• Material provided:

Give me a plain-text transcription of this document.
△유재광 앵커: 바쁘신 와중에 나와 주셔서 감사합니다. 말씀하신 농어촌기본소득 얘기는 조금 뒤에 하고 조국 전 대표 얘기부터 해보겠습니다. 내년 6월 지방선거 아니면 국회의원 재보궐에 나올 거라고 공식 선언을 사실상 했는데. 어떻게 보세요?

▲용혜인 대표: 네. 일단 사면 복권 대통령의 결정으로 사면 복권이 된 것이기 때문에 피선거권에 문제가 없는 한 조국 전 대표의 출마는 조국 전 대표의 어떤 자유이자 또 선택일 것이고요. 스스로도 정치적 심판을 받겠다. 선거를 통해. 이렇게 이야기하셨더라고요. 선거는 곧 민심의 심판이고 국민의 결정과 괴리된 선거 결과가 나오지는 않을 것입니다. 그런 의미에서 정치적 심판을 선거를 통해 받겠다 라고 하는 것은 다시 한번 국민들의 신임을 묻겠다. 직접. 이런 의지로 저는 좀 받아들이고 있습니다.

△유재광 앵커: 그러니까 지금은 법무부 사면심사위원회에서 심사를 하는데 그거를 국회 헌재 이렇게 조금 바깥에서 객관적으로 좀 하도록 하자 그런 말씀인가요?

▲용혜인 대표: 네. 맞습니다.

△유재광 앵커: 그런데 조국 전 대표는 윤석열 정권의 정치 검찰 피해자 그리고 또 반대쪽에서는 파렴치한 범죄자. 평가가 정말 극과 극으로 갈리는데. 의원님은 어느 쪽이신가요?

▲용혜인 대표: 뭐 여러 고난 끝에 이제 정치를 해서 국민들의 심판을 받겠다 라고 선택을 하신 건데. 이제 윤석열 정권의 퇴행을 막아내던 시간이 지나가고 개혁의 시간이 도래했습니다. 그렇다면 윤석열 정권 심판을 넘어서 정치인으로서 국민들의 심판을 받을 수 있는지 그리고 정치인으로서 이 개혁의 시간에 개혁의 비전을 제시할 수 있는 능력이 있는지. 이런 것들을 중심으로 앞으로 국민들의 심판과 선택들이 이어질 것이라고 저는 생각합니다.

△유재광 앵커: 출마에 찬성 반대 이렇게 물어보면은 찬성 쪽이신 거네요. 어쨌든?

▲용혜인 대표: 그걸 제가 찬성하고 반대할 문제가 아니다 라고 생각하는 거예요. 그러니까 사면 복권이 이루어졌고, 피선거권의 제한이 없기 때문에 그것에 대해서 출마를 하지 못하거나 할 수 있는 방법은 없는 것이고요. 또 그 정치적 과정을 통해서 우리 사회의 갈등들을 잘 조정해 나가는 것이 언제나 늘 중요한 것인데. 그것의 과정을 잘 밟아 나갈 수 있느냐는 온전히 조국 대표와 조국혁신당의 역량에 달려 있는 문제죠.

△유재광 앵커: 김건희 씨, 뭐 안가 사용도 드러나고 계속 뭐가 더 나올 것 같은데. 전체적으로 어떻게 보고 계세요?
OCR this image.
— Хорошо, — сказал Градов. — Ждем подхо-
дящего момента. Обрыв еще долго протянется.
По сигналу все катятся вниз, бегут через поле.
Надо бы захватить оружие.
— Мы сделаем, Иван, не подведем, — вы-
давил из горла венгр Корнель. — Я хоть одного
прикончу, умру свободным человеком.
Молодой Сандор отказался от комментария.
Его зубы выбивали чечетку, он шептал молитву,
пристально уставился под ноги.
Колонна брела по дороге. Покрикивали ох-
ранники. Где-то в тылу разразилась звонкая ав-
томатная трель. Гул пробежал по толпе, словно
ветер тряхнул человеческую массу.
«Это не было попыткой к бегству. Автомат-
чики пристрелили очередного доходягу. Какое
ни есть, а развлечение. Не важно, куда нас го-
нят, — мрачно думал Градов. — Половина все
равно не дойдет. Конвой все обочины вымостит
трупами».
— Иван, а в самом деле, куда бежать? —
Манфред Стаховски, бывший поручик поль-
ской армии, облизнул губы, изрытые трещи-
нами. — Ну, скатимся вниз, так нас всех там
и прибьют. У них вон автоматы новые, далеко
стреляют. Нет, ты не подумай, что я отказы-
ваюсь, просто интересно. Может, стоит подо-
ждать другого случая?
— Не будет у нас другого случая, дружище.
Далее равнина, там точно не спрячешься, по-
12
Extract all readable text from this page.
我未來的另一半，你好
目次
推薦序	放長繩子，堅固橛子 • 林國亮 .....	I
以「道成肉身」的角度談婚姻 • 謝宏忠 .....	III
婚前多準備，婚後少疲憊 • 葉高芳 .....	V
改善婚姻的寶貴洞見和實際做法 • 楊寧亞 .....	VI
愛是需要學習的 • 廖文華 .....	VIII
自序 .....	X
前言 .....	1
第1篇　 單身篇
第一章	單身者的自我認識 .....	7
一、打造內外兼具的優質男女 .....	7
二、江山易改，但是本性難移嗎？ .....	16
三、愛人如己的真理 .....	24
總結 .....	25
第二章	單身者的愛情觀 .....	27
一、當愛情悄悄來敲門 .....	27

• What to do: Return all of the above records exactly, leaving no line out.

• Result of the task:
Give me a plain-text transcription of this document.
△유재광 앵커: 바쁘신 와중에 나와 주셔서 감사합니다. 말씀하신 농어촌기본소득 얘기는 조금 뒤에 하고 조국 전 대표 얘기부터 해보겠습니다. 내년 6월 지방선거 아니면 국회의원 재보궐에 나올 거라고 공식 선언을 사실상 했는데. 어떻게 보세요?

▲용혜인 대표: 네. 일단 사면 복권 대통령의 결정으로 사면 복권이 된 것이기 때문에 피선거권에 문제가 없는 한 조국 전 대표의 출마는 조국 전 대표의 어떤 자유이자 또 선택일 것이고요. 스스로도 정치적 심판을 받겠다. 선거를 통해. 이렇게 이야기하셨더라고요. 선거는 곧 민심의 심판이고 국민의 결정과 괴리된 선거 결과가 나오지는 않을 것입니다. 그런 의미에서 정치적 심판을 선거를 통해 받겠다 라고 하는 것은 다시 한번 국민들의 신임을 묻겠다. 직접. 이런 의지로 저는 좀 받아들이고 있습니다.

△유재광 앵커: 그러니까 지금은 법무부 사면심사위원회에서 심사를 하는데 그거를 국회 헌재 이렇게 조금 바깥에서 객관적으로 좀 하도록 하자 그런 말씀인가요?

▲용혜인 대표: 네. 맞습니다.

△유재광 앵커: 그런데 조국 전 대표는 윤석열 정권의 정치 검찰 피해자 그리고 또 반대쪽에서는 파렴치한 범죄자. 평가가 정말 극과 극으로 갈리는데. 의원님은 어느 쪽이신가요?

▲용혜인 대표: 뭐 여러 고난 끝에 이제 정치를 해서 국민들의 심판을 받겠다 라고 선택을 하신 건데. 이제 윤석열 정권의 퇴행을 막아내던 시간이 지나가고 개혁의 시간이 도래했습니다. 그렇다면 윤석열 정권 심판을 넘어서 정치인으로서 국민들의 심판을 받을 수 있는지 그리고 정치인으로서 이 개혁의 시간에 개혁의 비전을 제시할 수 있는 능력이 있는지. 이런 것들을 중심으로 앞으로 국민들의 심판과 선택들이 이어질 것이라고 저는 생각합니다.

△유재광 앵커: 출마에 찬성 반대 이렇게 물어보면은 찬성 쪽이신 거네요. 어쨌든?

▲용혜인 대표: 그걸 제가 찬성하고 반대할 문제가 아니다 라고 생각하는 거예요. 그러니까 사면 복권이 이루어졌고, 피선거권의 제한이 없기 때문에 그것에 대해서 출마를 하지 못하거나 할 수 있는 방법은 없는 것이고요. 또 그 정치적 과정을 통해서 우리 사회의 갈등들을 잘 조정해 나가는 것이 언제나 늘 중요한 것인데. 그것의 과정을 잘 밟아 나갈 수 있느냐는 온전히 조국 대표와 조국혁신당의 역량에 달려 있는 문제죠.

△유재광 앵커: 김건희 씨, 뭐 안가 사용도 드러나고 계속 뭐가 더 나올 것 같은데. 전체적으로 어떻게 보고 계세요?
OCR this image.
— Хорошо, — сказал Градов. — Ждем подхо-
дящего момента. Обрыв еще долго протянется.
По сигналу все катятся вниз, бегут через поле.
Надо бы захватить оружие.
— Мы сделаем, Иван, не подведем, — вы-
давил из горла венгр Корнель. — Я хоть одного
прикончу, умру свободным человеком.
Молодой Сандор отказался от комментария.
Его зубы выбивали чечетку, он шептал молитву,
пристально уставился под ноги.
Колонна брела по дороге. Покрикивали ох-
ранники. Где-то в тылу разразилась звонкая ав-
томатная трель. Гул пробежал по толпе, словно
ветер тряхнул человеческую массу.
«Это не было попыткой к бегству. Автомат-
чики пристрелили очередного доходягу. Какое
ни есть, а развлечение. Не важно, куда нас го-
нят, — мрачно думал Градов. — Половина все
равно не дойдет. Конвой все обочины вымостит
трупами».
— Иван, а в самом деле, куда бежать? —
Манфред Стаховски, бывший поручик поль-
ской армии, облизнул губы, изрытые трещи-
нами. — Ну, скатимся вниз, так нас всех там
и прибьют. У них вон автоматы новые, далеко
стреляют. Нет, ты не подумай, что я отказы-
ваюсь, просто интересно. Может, стоит подо-
ждать другого случая?
— Не будет у нас другого случая, дружище.
Далее равнина, там точно не спрячешься, по-
12
Extract all readable text from this page.
我未來的另一半，你好
目次
推薦序	放長繩子，堅固橛子 • 林國亮 .....	I
以「道成肉身」的角度談婚姻 • 謝宏忠 .....	III
婚前多準備，婚後少疲憊 • 葉高芳 .....	V
改善婚姻的寶貴洞見和實際做法 • 楊寧亞 .....	VI
愛是需要學習的 • 廖文華 .....	VIII
自序 .....	X
前言 .....	1
第1篇　 單身篇
第一章	單身者的自我認識 .....	7
一、打造內外兼具的優質男女 .....	7
二、江山易改，但是本性難移嗎？ .....	16
三、愛人如己的真理 .....	24
總結 .....	25
第二章	單身者的愛情觀 .....	27
一、當愛情悄悄來敲門 .....	27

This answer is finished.